*** LISTING
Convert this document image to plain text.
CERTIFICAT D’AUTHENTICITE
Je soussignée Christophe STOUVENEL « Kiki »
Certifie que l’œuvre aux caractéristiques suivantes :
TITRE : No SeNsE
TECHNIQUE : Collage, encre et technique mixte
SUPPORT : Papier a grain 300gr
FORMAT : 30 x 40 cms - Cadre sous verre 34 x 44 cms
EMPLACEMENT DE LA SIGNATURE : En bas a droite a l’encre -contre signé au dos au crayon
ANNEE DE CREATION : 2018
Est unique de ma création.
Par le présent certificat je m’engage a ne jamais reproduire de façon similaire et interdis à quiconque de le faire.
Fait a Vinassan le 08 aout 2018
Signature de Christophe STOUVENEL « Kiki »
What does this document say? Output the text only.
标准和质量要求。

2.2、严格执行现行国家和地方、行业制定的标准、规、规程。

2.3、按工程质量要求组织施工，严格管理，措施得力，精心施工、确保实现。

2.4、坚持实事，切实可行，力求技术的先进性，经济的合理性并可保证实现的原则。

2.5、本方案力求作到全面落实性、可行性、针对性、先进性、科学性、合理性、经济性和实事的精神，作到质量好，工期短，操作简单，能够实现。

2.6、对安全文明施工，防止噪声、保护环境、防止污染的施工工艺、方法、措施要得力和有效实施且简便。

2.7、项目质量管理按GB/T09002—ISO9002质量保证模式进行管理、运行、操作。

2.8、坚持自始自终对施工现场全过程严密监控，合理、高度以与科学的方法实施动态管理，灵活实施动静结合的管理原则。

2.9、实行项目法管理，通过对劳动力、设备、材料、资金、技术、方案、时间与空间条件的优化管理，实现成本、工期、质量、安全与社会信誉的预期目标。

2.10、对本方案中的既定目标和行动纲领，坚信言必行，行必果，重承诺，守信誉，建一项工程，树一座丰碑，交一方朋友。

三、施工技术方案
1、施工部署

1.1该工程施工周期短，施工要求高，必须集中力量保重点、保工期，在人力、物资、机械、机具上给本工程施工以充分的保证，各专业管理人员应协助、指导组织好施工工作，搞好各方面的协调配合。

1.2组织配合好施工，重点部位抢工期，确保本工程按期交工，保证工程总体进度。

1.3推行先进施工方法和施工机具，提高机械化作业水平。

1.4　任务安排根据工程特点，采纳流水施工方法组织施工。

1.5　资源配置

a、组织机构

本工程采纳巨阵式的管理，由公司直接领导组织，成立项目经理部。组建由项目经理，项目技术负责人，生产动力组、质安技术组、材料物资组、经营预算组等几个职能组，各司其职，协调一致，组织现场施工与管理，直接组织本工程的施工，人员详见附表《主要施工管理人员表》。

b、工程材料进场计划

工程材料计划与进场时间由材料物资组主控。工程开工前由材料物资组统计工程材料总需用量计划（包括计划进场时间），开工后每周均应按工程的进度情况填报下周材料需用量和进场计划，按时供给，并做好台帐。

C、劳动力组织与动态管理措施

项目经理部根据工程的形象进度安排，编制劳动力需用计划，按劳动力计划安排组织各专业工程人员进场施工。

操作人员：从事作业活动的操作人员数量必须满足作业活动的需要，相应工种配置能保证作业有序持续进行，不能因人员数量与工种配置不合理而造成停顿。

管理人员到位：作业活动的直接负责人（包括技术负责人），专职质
******
> _EXERCISE TASK_:
Out of the material above, select every line that holds the string "document".

> _RESPONSE TO THE EXERCISE_:
Convert this document image to plain text.
What does this document say? Output the text only.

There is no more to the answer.